# Given data start

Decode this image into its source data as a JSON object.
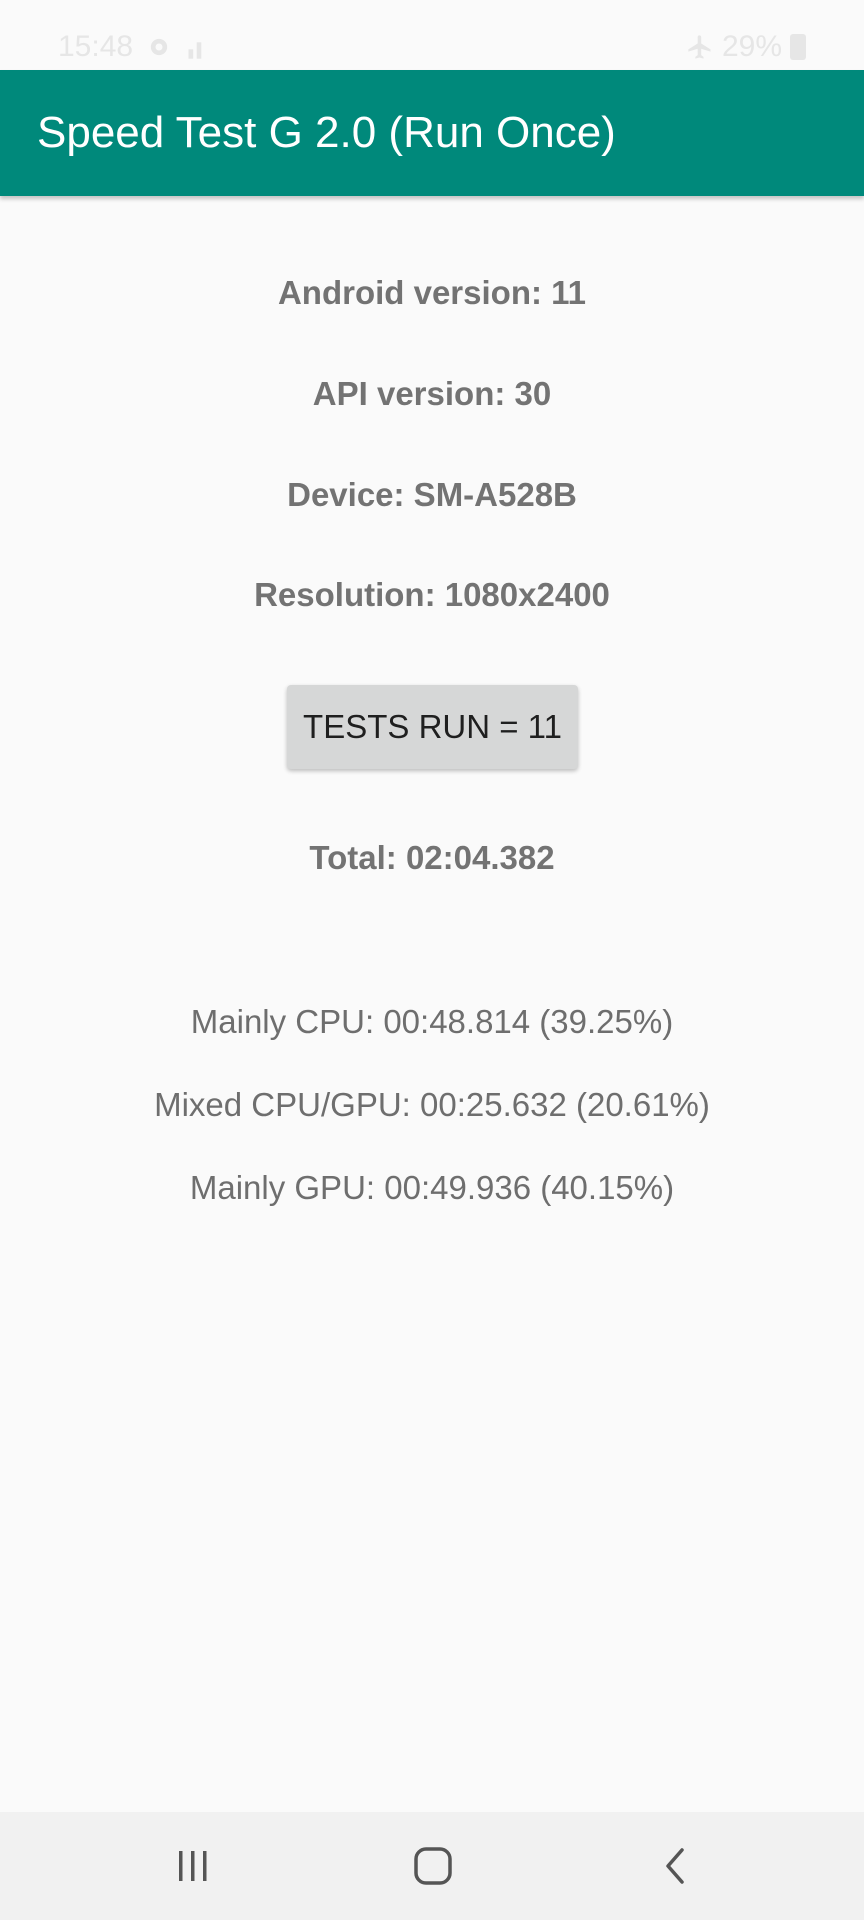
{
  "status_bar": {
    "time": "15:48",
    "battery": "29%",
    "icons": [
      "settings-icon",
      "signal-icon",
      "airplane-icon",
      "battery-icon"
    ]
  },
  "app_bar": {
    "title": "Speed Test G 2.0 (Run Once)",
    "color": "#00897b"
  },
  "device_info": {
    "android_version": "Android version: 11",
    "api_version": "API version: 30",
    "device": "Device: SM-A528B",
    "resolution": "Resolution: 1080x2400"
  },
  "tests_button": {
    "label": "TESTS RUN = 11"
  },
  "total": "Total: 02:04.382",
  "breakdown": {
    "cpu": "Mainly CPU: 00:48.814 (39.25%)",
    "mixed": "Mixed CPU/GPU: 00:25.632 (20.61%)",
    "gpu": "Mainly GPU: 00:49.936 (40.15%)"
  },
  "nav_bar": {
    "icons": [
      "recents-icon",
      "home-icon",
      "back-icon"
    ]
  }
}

# Given data end
# Given data start

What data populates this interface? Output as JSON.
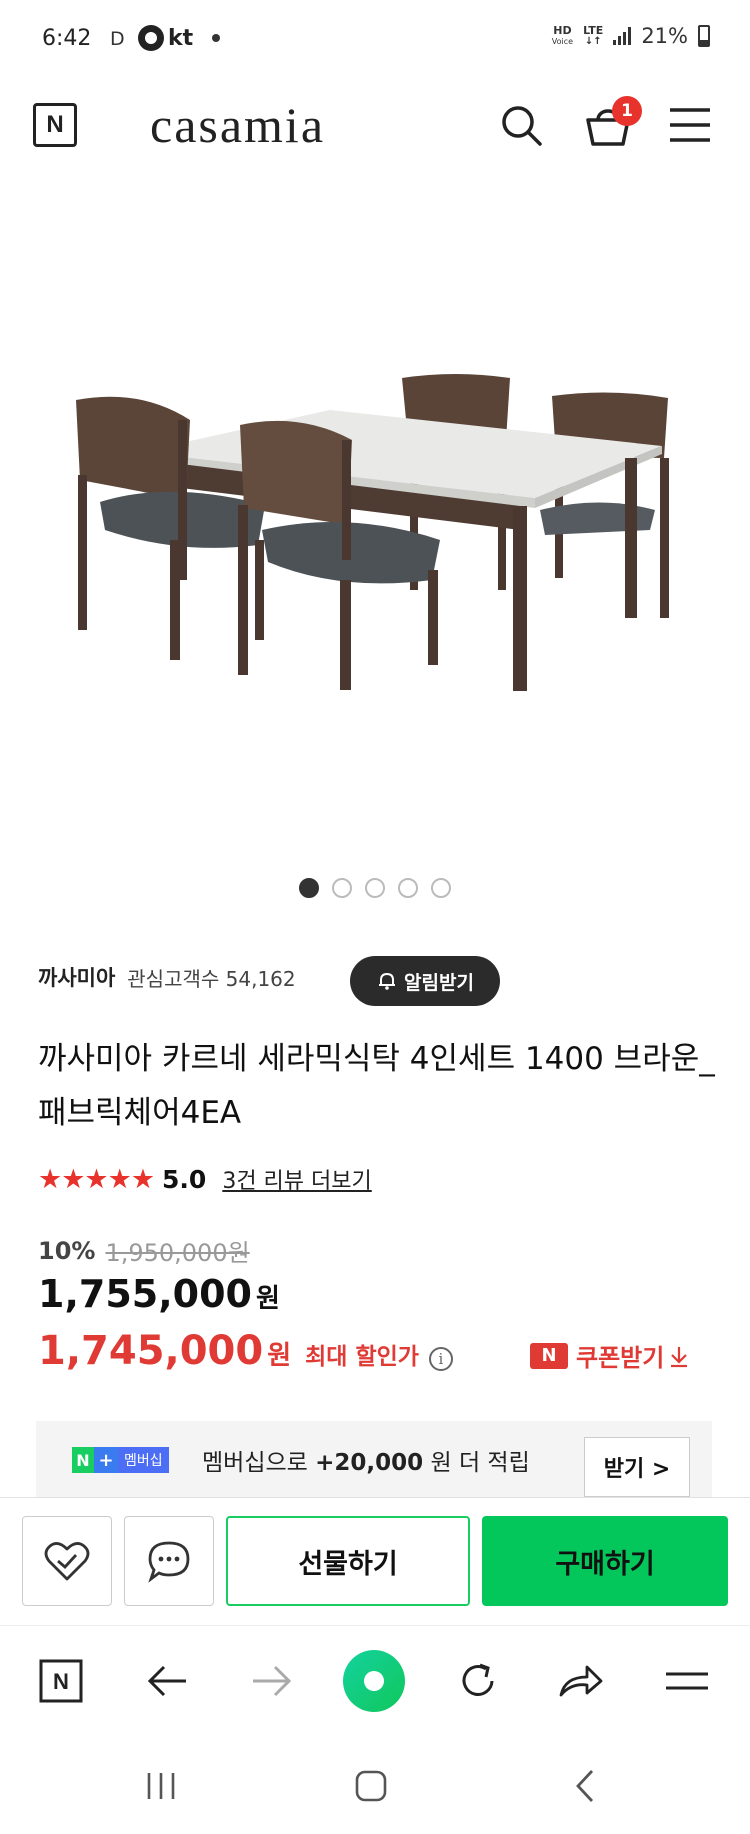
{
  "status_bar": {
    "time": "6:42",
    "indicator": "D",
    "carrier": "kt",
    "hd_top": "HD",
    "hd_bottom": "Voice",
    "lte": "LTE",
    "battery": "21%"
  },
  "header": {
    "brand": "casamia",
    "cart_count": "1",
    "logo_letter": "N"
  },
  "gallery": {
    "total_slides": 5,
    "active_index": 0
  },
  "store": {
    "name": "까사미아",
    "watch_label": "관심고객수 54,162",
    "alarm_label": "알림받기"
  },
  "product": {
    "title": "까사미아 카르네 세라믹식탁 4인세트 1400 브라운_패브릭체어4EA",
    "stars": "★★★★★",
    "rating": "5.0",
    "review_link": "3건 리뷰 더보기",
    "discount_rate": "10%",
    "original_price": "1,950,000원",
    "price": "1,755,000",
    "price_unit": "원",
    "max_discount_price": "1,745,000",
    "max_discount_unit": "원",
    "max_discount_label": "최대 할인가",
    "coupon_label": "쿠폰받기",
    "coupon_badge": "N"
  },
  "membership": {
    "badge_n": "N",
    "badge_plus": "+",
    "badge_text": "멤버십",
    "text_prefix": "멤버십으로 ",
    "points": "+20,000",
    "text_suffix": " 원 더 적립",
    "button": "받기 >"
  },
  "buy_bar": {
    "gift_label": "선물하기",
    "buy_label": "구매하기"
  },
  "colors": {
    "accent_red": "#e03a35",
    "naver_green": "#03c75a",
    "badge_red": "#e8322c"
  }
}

# Given data end

Check each line above for the string "this", then copy the ones that have it.

### Solution below
Decode this image into its source data as a JSON object.
What data populates this interface? Output as JSON.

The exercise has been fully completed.